* _DESCRIPTION OF THE TASK_:
Word for word, copy all the data and drop the pictures.

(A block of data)
"""

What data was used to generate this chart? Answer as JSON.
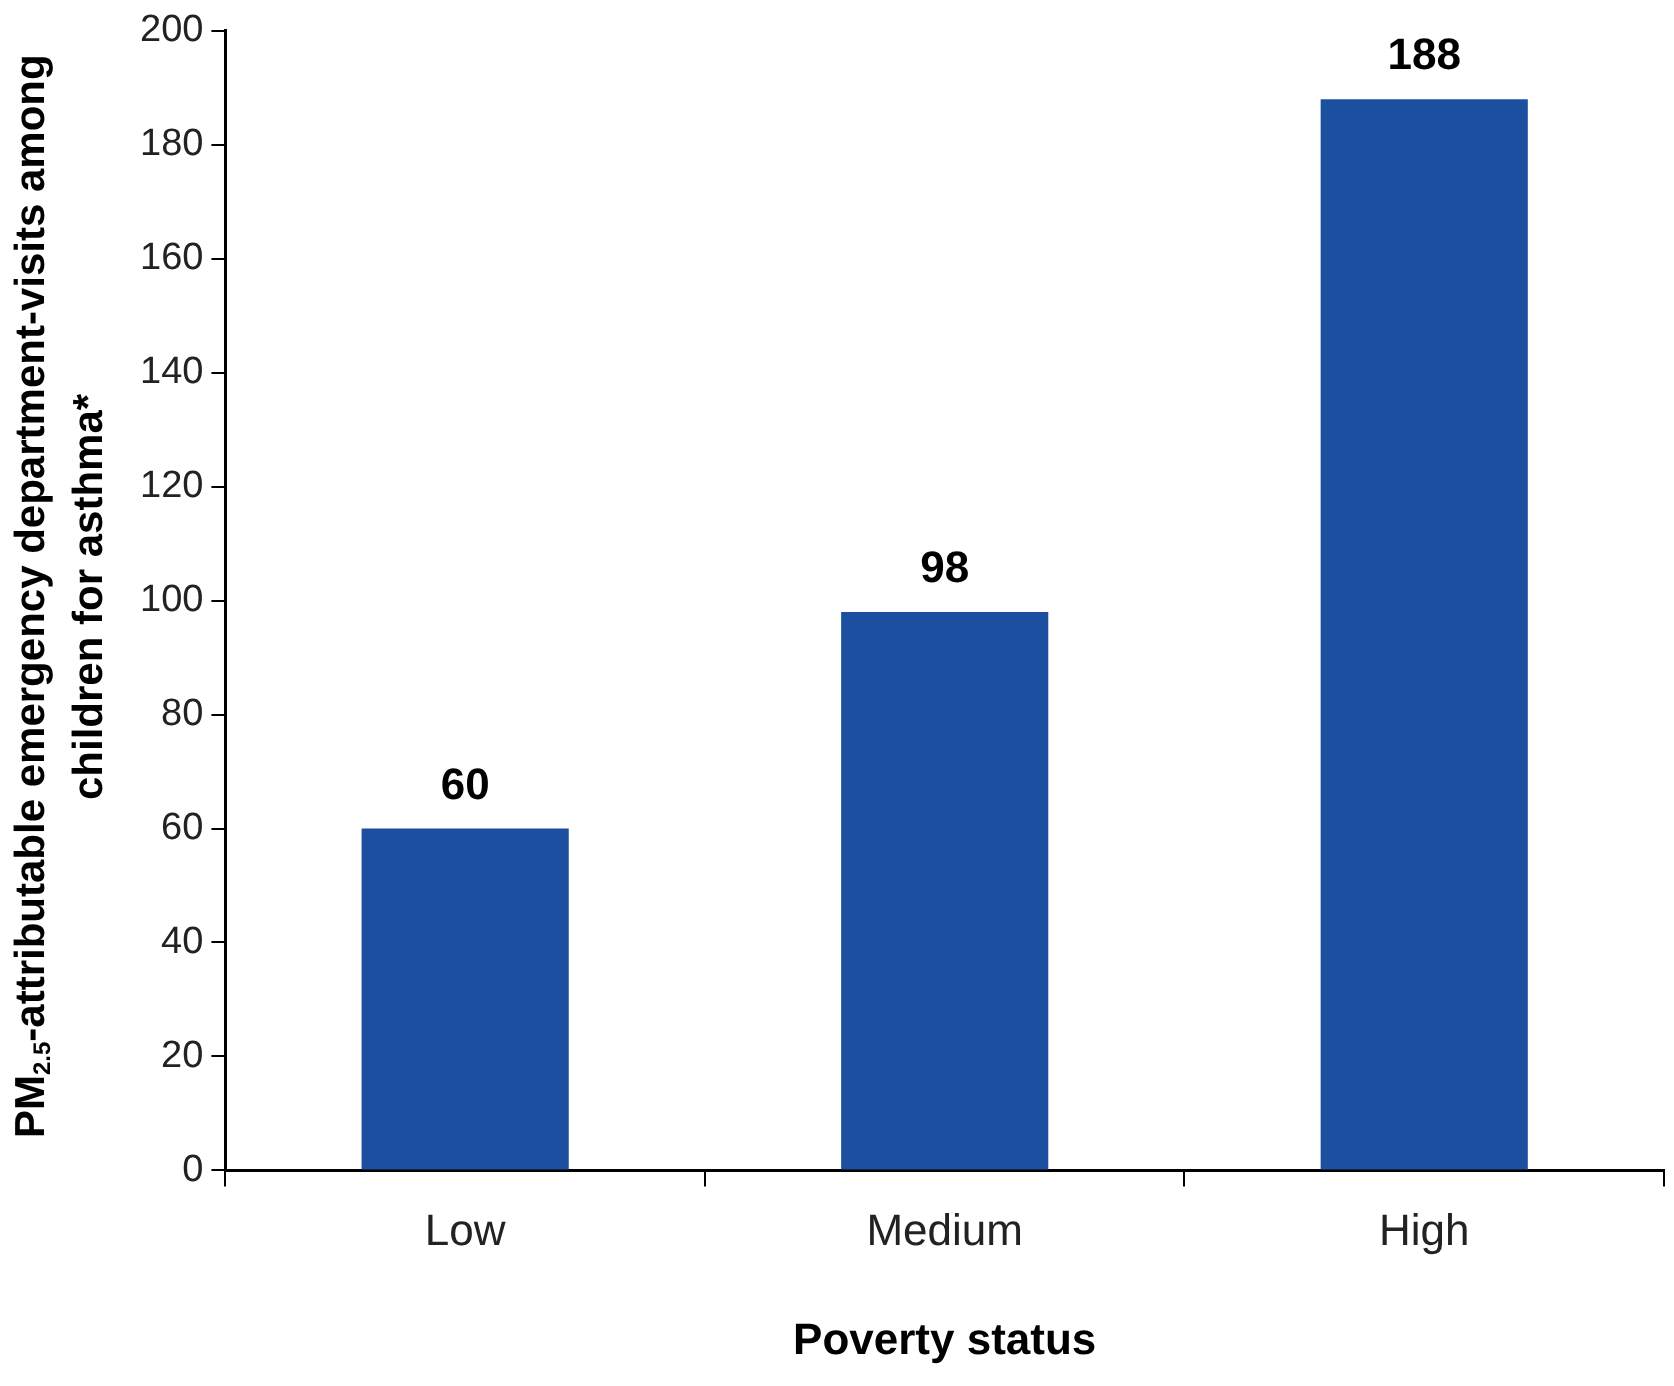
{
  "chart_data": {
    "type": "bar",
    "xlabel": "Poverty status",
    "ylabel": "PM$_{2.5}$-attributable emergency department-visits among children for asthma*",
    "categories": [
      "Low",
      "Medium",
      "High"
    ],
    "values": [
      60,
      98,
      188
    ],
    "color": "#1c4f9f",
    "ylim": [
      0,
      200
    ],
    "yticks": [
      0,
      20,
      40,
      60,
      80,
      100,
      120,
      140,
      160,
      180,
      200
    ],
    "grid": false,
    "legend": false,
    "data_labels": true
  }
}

"""

* _RESULT_:
What data was used to generate this chart? Answer as JSON.
{
  "chart_data": {
    "type": "bar",
    "xlabel": "Poverty status",
    "ylabel": "PM$_{2.5}$-attributable emergency department-visits among children for asthma*",
    "categories": [
      "Low",
      "Medium",
      "High"
    ],
    "values": [
      60,
      98,
      188
    ],
    "color": "#1c4f9f",
    "ylim": [
      0,
      200
    ],
    "yticks": [
      0,
      20,
      40,
      60,
      80,
      100,
      120,
      140,
      160,
      180,
      200
    ],
    "grid": false,
    "legend": false,
    "data_labels": true
  }
}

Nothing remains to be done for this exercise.